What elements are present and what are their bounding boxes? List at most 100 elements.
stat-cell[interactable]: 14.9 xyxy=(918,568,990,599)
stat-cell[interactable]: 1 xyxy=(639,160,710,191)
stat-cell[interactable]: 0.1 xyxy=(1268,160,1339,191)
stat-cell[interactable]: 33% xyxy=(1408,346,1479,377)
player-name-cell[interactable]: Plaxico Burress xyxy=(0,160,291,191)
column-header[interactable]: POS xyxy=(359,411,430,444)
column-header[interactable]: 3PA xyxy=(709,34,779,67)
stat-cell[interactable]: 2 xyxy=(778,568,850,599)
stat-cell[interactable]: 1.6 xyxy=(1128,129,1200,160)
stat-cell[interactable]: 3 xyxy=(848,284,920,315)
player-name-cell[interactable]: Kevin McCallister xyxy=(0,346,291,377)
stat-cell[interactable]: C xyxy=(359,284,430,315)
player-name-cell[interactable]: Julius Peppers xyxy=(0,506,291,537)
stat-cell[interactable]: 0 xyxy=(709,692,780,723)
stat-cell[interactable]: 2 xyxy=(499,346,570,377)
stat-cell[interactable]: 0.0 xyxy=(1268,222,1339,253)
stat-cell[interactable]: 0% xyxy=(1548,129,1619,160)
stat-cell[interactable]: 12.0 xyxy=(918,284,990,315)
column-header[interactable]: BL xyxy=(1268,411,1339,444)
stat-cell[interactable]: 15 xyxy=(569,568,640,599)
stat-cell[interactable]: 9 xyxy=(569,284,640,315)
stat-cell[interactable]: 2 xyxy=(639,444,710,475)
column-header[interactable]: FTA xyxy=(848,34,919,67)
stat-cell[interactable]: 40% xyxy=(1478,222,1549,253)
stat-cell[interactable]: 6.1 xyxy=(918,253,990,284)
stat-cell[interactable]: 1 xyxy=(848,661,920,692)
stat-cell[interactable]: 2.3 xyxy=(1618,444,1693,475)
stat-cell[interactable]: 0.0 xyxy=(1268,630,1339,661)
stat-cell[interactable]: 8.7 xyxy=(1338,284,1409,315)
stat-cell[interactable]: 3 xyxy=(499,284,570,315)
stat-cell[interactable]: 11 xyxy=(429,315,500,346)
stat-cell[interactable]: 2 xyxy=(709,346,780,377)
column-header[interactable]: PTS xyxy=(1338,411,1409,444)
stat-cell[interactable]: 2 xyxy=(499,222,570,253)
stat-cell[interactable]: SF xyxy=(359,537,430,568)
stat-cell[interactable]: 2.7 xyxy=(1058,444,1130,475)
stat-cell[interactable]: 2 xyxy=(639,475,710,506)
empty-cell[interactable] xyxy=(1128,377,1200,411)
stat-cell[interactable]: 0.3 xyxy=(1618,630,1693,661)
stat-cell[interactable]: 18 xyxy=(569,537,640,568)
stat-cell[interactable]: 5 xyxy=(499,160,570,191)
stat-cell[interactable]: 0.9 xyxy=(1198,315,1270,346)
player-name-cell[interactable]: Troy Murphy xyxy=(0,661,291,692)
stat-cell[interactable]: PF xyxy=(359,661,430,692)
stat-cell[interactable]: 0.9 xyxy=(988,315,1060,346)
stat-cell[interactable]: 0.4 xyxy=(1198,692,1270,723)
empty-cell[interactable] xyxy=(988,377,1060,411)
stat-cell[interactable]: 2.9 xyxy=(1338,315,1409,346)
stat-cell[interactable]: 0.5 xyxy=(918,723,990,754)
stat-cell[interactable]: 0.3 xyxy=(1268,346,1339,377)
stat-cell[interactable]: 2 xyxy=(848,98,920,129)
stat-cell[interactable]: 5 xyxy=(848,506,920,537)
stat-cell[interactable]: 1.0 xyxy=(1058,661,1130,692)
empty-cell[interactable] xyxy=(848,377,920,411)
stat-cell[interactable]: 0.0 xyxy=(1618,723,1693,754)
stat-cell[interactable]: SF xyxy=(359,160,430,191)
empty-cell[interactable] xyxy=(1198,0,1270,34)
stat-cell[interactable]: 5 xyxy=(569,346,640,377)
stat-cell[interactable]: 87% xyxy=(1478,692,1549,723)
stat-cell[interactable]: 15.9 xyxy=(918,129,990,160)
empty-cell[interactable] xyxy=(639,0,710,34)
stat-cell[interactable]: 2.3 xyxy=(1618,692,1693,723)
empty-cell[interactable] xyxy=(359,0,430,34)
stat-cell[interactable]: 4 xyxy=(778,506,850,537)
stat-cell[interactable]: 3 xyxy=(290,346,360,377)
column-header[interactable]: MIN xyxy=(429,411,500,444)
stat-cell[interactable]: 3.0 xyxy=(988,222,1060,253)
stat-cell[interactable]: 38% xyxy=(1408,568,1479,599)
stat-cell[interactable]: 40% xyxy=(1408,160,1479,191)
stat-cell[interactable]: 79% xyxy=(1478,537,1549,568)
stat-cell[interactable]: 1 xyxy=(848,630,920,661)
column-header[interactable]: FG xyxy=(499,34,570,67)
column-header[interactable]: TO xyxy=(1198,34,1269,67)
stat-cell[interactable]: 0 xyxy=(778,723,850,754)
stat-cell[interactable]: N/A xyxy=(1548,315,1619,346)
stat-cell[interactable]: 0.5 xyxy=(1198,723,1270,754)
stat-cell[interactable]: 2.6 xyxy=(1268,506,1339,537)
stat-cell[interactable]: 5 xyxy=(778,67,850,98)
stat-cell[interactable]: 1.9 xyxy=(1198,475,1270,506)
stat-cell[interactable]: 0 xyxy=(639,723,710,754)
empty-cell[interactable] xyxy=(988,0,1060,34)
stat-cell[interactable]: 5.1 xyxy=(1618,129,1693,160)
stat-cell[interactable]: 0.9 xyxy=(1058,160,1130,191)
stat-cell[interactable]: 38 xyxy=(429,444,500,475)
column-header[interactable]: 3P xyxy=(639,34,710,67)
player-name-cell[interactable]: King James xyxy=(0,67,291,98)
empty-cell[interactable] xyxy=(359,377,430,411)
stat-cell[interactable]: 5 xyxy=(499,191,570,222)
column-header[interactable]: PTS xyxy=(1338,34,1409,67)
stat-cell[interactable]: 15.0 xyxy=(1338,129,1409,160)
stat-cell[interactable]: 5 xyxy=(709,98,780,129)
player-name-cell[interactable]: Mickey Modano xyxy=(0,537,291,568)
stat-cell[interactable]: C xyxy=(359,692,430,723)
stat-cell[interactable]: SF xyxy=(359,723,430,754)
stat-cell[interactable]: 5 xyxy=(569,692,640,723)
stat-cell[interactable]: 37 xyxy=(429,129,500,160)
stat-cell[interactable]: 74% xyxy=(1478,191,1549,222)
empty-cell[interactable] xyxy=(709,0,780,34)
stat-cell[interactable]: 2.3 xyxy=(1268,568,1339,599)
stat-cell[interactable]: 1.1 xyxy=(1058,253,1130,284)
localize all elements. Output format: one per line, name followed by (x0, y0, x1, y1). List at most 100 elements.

● ● ● ● ● ● ●

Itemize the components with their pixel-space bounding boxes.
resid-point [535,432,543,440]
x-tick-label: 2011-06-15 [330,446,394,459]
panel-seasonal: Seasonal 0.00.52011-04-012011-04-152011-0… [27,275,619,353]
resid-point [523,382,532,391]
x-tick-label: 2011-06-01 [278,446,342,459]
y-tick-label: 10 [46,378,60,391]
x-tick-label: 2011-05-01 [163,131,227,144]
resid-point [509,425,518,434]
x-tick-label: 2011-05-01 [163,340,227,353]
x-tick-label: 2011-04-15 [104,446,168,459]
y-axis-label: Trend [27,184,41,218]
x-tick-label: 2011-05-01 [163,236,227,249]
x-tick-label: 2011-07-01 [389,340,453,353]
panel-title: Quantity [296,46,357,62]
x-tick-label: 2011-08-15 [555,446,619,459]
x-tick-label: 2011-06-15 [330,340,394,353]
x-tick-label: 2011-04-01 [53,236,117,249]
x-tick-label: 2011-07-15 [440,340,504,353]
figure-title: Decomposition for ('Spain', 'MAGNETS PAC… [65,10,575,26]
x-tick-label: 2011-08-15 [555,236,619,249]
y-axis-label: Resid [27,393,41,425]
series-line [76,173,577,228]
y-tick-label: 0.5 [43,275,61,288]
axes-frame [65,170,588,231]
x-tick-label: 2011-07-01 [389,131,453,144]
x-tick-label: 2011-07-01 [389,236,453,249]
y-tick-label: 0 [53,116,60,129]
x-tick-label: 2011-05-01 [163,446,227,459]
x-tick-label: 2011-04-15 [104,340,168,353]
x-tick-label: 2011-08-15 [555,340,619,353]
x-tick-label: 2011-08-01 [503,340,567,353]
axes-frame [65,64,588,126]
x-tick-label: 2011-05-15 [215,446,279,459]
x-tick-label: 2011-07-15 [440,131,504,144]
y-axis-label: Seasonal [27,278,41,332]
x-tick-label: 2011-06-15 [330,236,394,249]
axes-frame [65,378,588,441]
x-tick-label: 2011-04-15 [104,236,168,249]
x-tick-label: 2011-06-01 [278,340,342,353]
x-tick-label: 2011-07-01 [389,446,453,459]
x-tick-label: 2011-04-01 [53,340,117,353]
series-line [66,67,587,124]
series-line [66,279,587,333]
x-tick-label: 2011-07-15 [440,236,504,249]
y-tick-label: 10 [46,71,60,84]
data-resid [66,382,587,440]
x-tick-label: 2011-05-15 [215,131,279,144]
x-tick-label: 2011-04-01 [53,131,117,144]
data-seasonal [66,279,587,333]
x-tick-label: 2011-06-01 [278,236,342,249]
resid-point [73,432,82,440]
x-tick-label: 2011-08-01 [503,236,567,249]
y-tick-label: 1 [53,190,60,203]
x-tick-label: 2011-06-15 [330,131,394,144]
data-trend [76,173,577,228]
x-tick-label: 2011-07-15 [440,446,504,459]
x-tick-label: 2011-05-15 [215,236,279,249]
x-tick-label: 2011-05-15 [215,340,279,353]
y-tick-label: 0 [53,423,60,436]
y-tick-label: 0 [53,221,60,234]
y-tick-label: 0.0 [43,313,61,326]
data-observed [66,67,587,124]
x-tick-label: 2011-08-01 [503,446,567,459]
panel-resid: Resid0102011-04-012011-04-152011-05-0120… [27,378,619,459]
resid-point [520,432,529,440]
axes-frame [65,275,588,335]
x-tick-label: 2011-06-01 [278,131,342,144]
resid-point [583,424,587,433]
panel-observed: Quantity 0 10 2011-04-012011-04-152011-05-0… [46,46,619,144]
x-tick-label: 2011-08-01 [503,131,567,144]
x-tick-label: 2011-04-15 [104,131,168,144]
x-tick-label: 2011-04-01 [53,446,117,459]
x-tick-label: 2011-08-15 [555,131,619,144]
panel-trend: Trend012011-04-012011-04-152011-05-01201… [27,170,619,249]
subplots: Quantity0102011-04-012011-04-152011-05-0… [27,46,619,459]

● ● ● ● ● ● ●

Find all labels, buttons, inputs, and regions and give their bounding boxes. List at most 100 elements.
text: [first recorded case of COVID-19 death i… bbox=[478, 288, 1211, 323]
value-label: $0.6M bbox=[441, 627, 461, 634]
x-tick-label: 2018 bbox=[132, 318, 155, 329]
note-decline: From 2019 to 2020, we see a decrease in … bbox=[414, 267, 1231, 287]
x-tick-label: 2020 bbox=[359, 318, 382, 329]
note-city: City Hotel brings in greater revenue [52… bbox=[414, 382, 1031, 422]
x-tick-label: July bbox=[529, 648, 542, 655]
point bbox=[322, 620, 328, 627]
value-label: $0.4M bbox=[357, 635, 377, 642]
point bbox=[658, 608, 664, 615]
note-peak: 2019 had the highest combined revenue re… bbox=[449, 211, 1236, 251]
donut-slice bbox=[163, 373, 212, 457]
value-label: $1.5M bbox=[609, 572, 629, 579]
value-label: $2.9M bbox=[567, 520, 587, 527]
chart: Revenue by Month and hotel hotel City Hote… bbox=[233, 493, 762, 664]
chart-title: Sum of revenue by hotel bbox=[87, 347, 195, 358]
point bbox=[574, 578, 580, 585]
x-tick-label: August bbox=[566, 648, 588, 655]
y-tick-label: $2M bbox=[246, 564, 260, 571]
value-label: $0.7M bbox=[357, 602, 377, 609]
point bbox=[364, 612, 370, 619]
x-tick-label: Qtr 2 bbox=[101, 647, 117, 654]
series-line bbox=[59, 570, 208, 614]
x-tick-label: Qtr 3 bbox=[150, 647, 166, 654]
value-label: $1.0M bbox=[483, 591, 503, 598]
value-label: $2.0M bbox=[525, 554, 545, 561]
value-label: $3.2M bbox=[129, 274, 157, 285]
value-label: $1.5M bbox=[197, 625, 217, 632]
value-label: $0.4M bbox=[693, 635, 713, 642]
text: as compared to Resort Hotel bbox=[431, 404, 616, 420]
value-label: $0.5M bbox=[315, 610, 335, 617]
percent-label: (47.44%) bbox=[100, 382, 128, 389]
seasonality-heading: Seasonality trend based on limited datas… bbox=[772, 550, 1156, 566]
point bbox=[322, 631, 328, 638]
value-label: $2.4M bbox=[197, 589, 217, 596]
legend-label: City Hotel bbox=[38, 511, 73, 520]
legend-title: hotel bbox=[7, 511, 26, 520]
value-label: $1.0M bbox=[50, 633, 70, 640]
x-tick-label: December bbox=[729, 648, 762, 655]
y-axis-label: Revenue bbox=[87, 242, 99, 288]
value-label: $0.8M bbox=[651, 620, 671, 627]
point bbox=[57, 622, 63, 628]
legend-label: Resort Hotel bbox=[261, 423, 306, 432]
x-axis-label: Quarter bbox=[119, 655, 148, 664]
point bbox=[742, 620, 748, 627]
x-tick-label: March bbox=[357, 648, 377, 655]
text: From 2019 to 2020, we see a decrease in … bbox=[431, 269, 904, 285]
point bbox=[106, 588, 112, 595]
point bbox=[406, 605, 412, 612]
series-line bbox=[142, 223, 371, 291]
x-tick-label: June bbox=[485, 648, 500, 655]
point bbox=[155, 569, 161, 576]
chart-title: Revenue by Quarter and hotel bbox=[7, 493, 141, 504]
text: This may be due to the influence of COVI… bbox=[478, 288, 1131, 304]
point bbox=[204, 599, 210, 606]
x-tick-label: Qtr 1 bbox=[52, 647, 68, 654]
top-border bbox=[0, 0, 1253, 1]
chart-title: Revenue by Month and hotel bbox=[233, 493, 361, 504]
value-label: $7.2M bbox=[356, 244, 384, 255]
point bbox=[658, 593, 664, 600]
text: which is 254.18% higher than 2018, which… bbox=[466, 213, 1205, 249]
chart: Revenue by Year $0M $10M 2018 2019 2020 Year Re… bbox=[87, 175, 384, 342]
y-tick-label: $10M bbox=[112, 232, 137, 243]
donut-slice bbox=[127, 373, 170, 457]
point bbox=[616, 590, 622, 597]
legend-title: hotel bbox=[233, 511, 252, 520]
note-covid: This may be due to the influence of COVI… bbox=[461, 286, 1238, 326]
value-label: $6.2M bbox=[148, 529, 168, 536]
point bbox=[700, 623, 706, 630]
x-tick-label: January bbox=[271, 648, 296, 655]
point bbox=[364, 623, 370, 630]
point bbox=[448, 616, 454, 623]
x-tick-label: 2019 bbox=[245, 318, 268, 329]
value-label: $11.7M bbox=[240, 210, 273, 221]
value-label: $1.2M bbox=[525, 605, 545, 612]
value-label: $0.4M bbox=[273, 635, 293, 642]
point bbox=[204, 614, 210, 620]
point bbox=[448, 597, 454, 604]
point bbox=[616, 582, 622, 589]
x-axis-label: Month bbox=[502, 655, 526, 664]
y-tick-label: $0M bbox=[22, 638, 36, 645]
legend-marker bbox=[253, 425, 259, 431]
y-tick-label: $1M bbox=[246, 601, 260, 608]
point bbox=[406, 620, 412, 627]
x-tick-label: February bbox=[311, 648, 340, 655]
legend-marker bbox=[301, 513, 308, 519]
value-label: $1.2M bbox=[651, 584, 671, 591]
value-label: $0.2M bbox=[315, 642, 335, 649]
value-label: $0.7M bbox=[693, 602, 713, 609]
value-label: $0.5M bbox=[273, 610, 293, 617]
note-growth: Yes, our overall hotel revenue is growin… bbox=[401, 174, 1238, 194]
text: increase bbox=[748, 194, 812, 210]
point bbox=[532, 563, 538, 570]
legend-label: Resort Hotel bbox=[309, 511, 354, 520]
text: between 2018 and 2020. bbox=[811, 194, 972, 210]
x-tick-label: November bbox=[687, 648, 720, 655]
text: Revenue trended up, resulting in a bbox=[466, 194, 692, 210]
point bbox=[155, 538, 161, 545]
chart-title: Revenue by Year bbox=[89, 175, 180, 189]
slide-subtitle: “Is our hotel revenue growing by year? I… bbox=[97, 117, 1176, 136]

● ● ● ● ● ● ●

Work required:
Copy every item from the line containing "Itemize the components" down to the line containing "x-tick-label: 2011-06-01 [278,236,342,249]", reproducing each one verbatim and including both end lines.

Full output:
Itemize the components with their pixel-space bounding boxes.
resid-point [535,432,543,440]
x-tick-label: 2011-06-15 [330,446,394,459]
panel-seasonal: Seasonal 0.00.52011-04-012011-04-152011-0… [27,275,619,353]
resid-point [523,382,532,391]
x-tick-label: 2011-06-01 [278,446,342,459]
y-tick-label: 10 [46,378,60,391]
x-tick-label: 2011-05-01 [163,131,227,144]
resid-point [509,425,518,434]
x-tick-label: 2011-05-01 [163,340,227,353]
x-tick-label: 2011-04-15 [104,446,168,459]
y-axis-label: Trend [27,184,41,218]
x-tick-label: 2011-05-01 [163,236,227,249]
x-tick-label: 2011-07-01 [389,340,453,353]
panel-title: Quantity [296,46,357,62]
x-tick-label: 2011-08-15 [555,446,619,459]
x-tick-label: 2011-06-15 [330,340,394,353]
x-tick-label: 2011-04-01 [53,236,117,249]
x-tick-label: 2011-07-15 [440,340,504,353]
figure-title: Decomposition for ('Spain', 'MAGNETS PAC… [65,10,575,26]
x-tick-label: 2011-08-15 [555,236,619,249]
y-axis-label: Resid [27,393,41,425]
series-line [76,173,577,228]
y-tick-label: 0.5 [43,275,61,288]
axes-frame [65,170,588,231]
x-tick-label: 2011-07-01 [389,131,453,144]
x-tick-label: 2011-07-01 [389,236,453,249]
y-tick-label: 0 [53,116,60,129]
x-tick-label: 2011-05-01 [163,446,227,459]
x-tick-label: 2011-04-15 [104,340,168,353]
x-tick-label: 2011-08-15 [555,340,619,353]
x-tick-label: 2011-08-01 [503,340,567,353]
axes-frame [65,64,588,126]
x-tick-label: 2011-05-15 [215,446,279,459]
x-tick-label: 2011-07-15 [440,131,504,144]
y-axis-label: Seasonal [27,278,41,332]
x-tick-label: 2011-06-15 [330,236,394,249]
axes-frame [65,378,588,441]
x-tick-label: 2011-04-15 [104,236,168,249]
x-tick-label: 2011-06-01 [278,340,342,353]
x-tick-label: 2011-07-01 [389,446,453,459]
x-tick-label: 2011-04-01 [53,340,117,353]
series-line [66,67,587,124]
series-line [66,279,587,333]
x-tick-label: 2011-07-15 [440,236,504,249]
y-tick-label: 10 [46,71,60,84]
data-resid [66,382,587,440]
x-tick-label: 2011-05-15 [215,131,279,144]
x-tick-label: 2011-04-01 [53,131,117,144]
data-seasonal [66,279,587,333]
x-tick-label: 2011-06-01 [278,236,342,249]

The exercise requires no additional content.